_Exercise_: Select every line containing the word "ivory" from the material, and copy those lines.

_Data excerpts_:

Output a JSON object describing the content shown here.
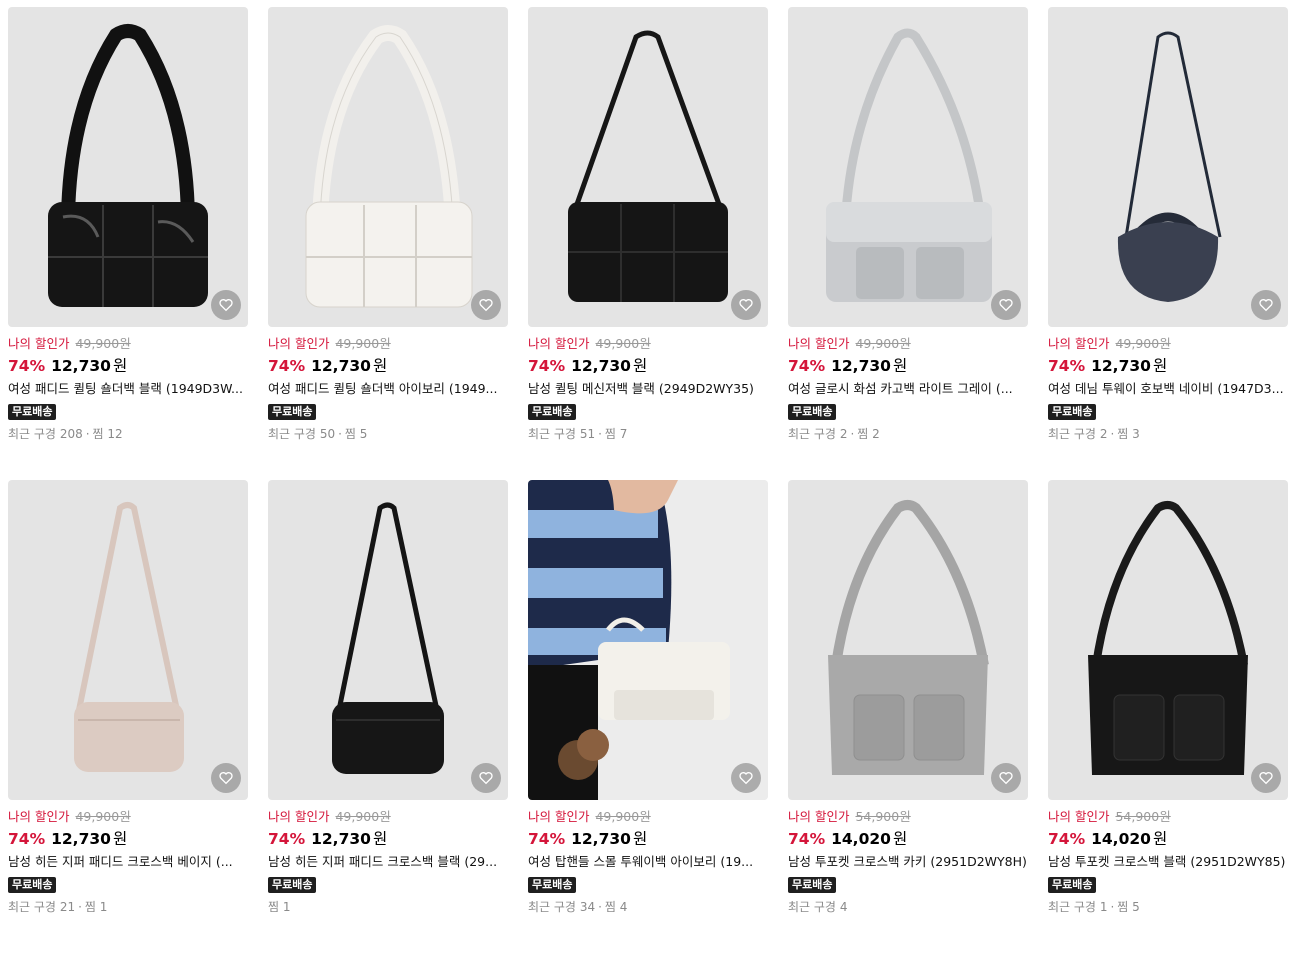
{
  "icons": {
    "like": "heart-icon"
  },
  "colors": {
    "discount": "#d4153a",
    "badge_bg": "#1f1f1f"
  },
  "products": [
    {
      "my_price_label": "나의 할인가",
      "original_price": "49,900원",
      "discount_rate": "74%",
      "price": "12,730",
      "currency": "원",
      "title": "여성 패디드 퀼팅 숄더백 블랙 (1949D3W...",
      "badge": "무료배송",
      "recent_label": "최근 구경",
      "recent_count": "208",
      "wish_label": "찜",
      "wish_count": "12",
      "bag": "black-glossy-shoulder"
    },
    {
      "my_price_label": "나의 할인가",
      "original_price": "49,900원",
      "discount_rate": "74%",
      "price": "12,730",
      "currency": "원",
      "title": "여성 패디드 퀼팅 숄더백 아이보리 (1949...",
      "badge": "무료배송",
      "recent_label": "최근 구경",
      "recent_count": "50",
      "wish_label": "찜",
      "wish_count": "5",
      "bag": "ivory-shoulder"
    },
    {
      "my_price_label": "나의 할인가",
      "original_price": "49,900원",
      "discount_rate": "74%",
      "price": "12,730",
      "currency": "원",
      "title": "남성 퀼팅 메신저백 블랙 (2949D2WY35)",
      "badge": "무료배송",
      "recent_label": "최근 구경",
      "recent_count": "51",
      "wish_label": "찜",
      "wish_count": "7",
      "bag": "black-messenger"
    },
    {
      "my_price_label": "나의 할인가",
      "original_price": "49,900원",
      "discount_rate": "74%",
      "price": "12,730",
      "currency": "원",
      "title": "여성 글로시 화섬 카고백 라이트 그레이 (...",
      "badge": "무료배송",
      "recent_label": "최근 구경",
      "recent_count": "2",
      "wish_label": "찜",
      "wish_count": "2",
      "bag": "silver-cargo"
    },
    {
      "my_price_label": "나의 할인가",
      "original_price": "49,900원",
      "discount_rate": "74%",
      "price": "12,730",
      "currency": "원",
      "title": "여성 데님 투웨이 호보백 네이비 (1947D3...",
      "badge": "무료배송",
      "recent_label": "최근 구경",
      "recent_count": "2",
      "wish_label": "찜",
      "wish_count": "3",
      "bag": "navy-hobo"
    },
    {
      "my_price_label": "나의 할인가",
      "original_price": "49,900원",
      "discount_rate": "74%",
      "price": "12,730",
      "currency": "원",
      "title": "남성 히든 지퍼 패디드 크로스백 베이지 (...",
      "badge": "무료배송",
      "recent_label": "최근 구경",
      "recent_count": "21",
      "wish_label": "찜",
      "wish_count": "1",
      "bag": "beige-cross"
    },
    {
      "my_price_label": "나의 할인가",
      "original_price": "49,900원",
      "discount_rate": "74%",
      "price": "12,730",
      "currency": "원",
      "title": "남성 히든 지퍼 패디드 크로스백 블랙 (29...",
      "badge": "무료배송",
      "recent_label": "",
      "recent_count": "",
      "wish_label": "찜",
      "wish_count": "1",
      "bag": "black-cross"
    },
    {
      "my_price_label": "나의 할인가",
      "original_price": "49,900원",
      "discount_rate": "74%",
      "price": "12,730",
      "currency": "원",
      "title": "여성 탑핸들 스몰 투웨이백 아이보리 (19...",
      "badge": "무료배송",
      "recent_label": "최근 구경",
      "recent_count": "34",
      "wish_label": "찜",
      "wish_count": "4",
      "bag": "ivory-tophandle-photo"
    },
    {
      "my_price_label": "나의 할인가",
      "original_price": "54,900원",
      "discount_rate": "74%",
      "price": "14,020",
      "currency": "원",
      "title": "남성 투포켓 크로스백 카키 (2951D2WY8H)",
      "badge": "무료배송",
      "recent_label": "최근 구경",
      "recent_count": "4",
      "wish_label": "",
      "wish_count": "",
      "bag": "khaki-twopocket"
    },
    {
      "my_price_label": "나의 할인가",
      "original_price": "54,900원",
      "discount_rate": "74%",
      "price": "14,020",
      "currency": "원",
      "title": "남성 투포켓 크로스백 블랙 (2951D2WY85)",
      "badge": "무료배송",
      "recent_label": "최근 구경",
      "recent_count": "1",
      "wish_label": "찜",
      "wish_count": "5",
      "bag": "black-twopocket"
    }
  ]
}
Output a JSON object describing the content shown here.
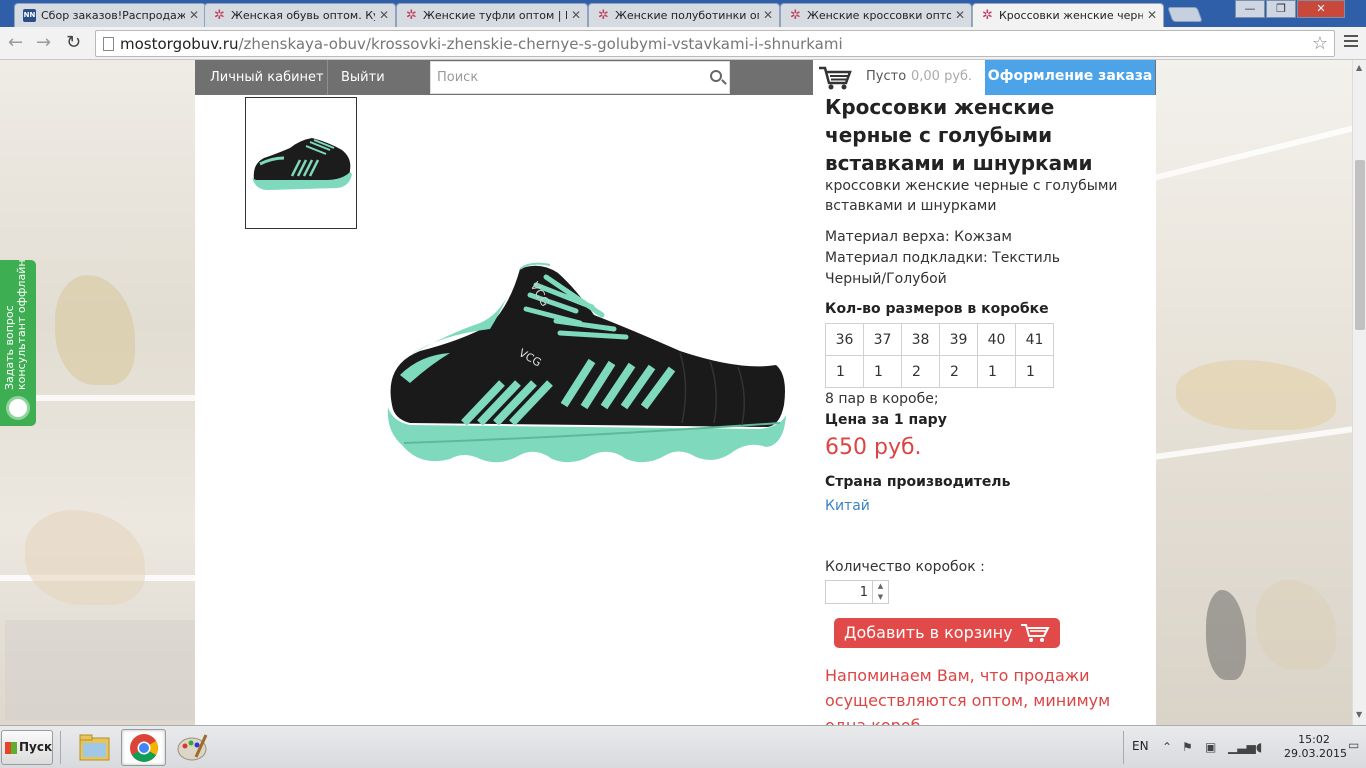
{
  "browser": {
    "tabs": [
      {
        "title": "Сбор заказов!Распродажа д",
        "icon": "nn-favicon",
        "active": false
      },
      {
        "title": "Женская обувь оптом. Купи",
        "icon": "star-favicon",
        "active": false
      },
      {
        "title": "Женские туфли оптом | Ве",
        "icon": "star-favicon",
        "active": false
      },
      {
        "title": "Женские полуботинки опто",
        "icon": "star-favicon",
        "active": false
      },
      {
        "title": "Женские кроссовки оптом",
        "icon": "star-favicon",
        "active": false
      },
      {
        "title": "Кроссовки женские черные",
        "icon": "star-favicon",
        "active": true
      }
    ],
    "url_host": "mostorgobuv.ru",
    "url_path": "/zhenskaya-obuv/krossovki-zhenskie-chernye-s-golubymi-vstavkami-i-shnurkami",
    "fav_nn": "NN",
    "tab_close": "✕",
    "win_controls": [
      "—",
      "❐",
      "✕"
    ]
  },
  "site": {
    "nav": {
      "account": "Личный кабинет",
      "logout": "Выйти",
      "search_placeholder": "Поиск"
    },
    "cart": {
      "empty_label": "Пусто",
      "sum": "0,00 руб.",
      "checkout": "Оформление заказа"
    },
    "consult": {
      "line1": "Задать вопрос",
      "line2": "консультант оффлайн"
    }
  },
  "product": {
    "title": "Кроссовки женские черные с голубыми вставками и шнурками",
    "description": "кроссовки женские черные с голубыми вставками и шнурками",
    "material_upper": "Материал верха: Кожзам",
    "material_lining": "Материал подкладки: Текстиль",
    "color": "Черный/Голубой",
    "sizes_heading": "Кол-во размеров в коробке",
    "sizes": [
      "36",
      "37",
      "38",
      "39",
      "40",
      "41"
    ],
    "counts": [
      "1",
      "1",
      "2",
      "2",
      "1",
      "1"
    ],
    "pairs_in_box": "8 пар в коробе;",
    "price_label": "Цена за 1 пару",
    "price": "650 руб.",
    "country_label": "Страна производитель",
    "country": "Китай",
    "qty_label": "Количество коробок :",
    "qty_value": "1",
    "add_to_cart": "Добавить в корзину",
    "notice": "Напоминаем Вам, что продажи осуществляются оптом, минимум одна короб"
  },
  "taskbar": {
    "start": "Пуск",
    "lang": "EN",
    "time": "15:02",
    "date": "29.03.2015"
  },
  "colors": {
    "accent_blue": "#4da3e8",
    "price_red": "#d44",
    "button_red": "#e24a4a",
    "consult_green": "#3eae52",
    "shoe_mint": "#7fd9bd"
  }
}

_Task output_:
      "bag": "ivory-shoulder"
      "bag": "ivory-tophandle-photo"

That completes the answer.